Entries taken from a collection

::::

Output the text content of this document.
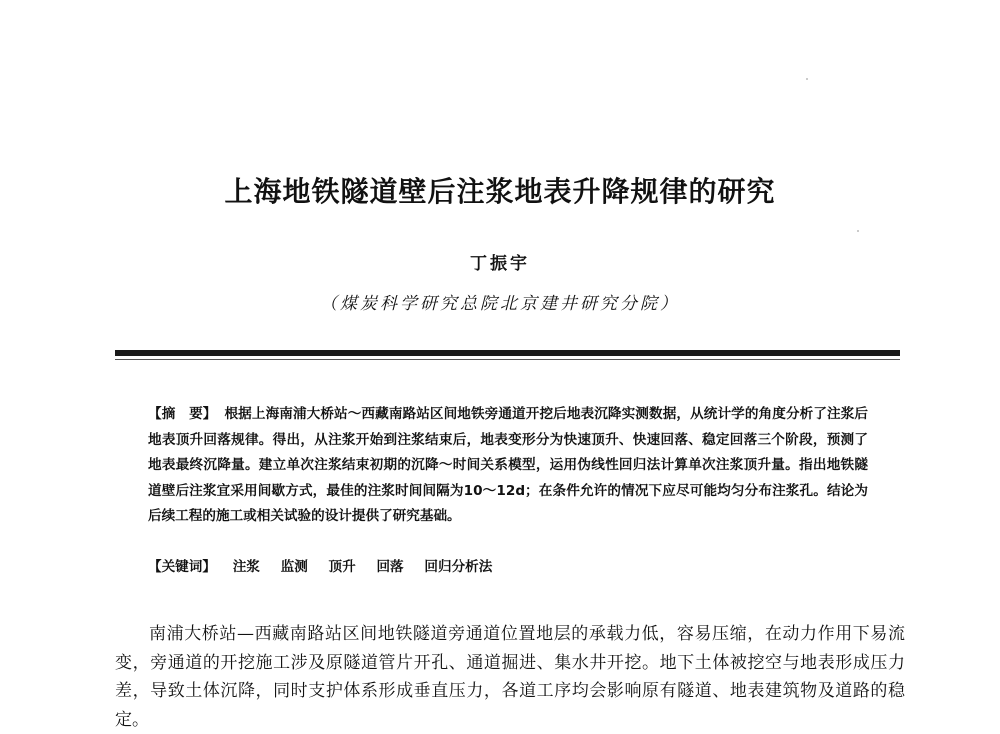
上海地铁隧道壁后注浆地表升降规律的研究

丁振宇

（煤炭科学研究总院北京建井研究分院）

【摘　要】 根据上海南浦大桥站～西藏南路站区间地铁旁通道开挖后地表沉降实测数据，从统计学的角度分析了注浆后地表顶升回落规律。得出，从注浆开始到注浆结束后，地表变形分为快速顶升、快速回落、稳定回落三个阶段，预测了地表最终沉降量。建立单次注浆结束初期的沉降～时间关系模型，运用伪线性回归法计算单次注浆顶升量。指出地铁隧道壁后注浆宜采用间歇方式，最佳的注浆时间间隔为10～12d；在条件允许的情况下应尽可能均匀分布注浆孔。结论为后续工程的施工或相关试验的设计提供了研究基础。

【关键词】 注浆 监测 顶升 回落 回归分析法

南浦大桥站—西藏南路站区间地铁隧道旁通道位置地层的承载力低，容易压缩，在动力作用下易流变，旁通道的开挖施工涉及原隧道管片开孔、通道掘进、集水井开挖。地下土体被挖空与地表形成压力差，导致土体沉降，同时支护体系形成垂直压力，各道工序均会影响原有隧道、地表建筑物及道路的稳定。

::::

* **TASK TO CARRY OUT**
All records should be output exactly, with the pictures left out.

* **COMPLETE OUTPUT**
Output the text content of this document.
上海地铁隧道壁后注浆地表升降规律的研究

丁振宇

（煤炭科学研究总院北京建井研究分院）

【摘　要】 根据上海南浦大桥站～西藏南路站区间地铁旁通道开挖后地表沉降实测数据，从统计学的角度分析了注浆后地表顶升回落规律。得出，从注浆开始到注浆结束后，地表变形分为快速顶升、快速回落、稳定回落三个阶段，预测了地表最终沉降量。建立单次注浆结束初期的沉降～时间关系模型，运用伪线性回归法计算单次注浆顶升量。指出地铁隧道壁后注浆宜采用间歇方式，最佳的注浆时间间隔为10～12d；在条件允许的情况下应尽可能均匀分布注浆孔。结论为后续工程的施工或相关试验的设计提供了研究基础。

【关键词】 注浆 监测 顶升 回落 回归分析法

南浦大桥站—西藏南路站区间地铁隧道旁通道位置地层的承载力低，容易压缩，在动力作用下易流变，旁通道的开挖施工涉及原隧道管片开孔、通道掘进、集水井开挖。地下土体被挖空与地表形成压力差，导致土体沉降，同时支护体系形成垂直压力，各道工序均会影响原有隧道、地表建筑物及道路的稳定。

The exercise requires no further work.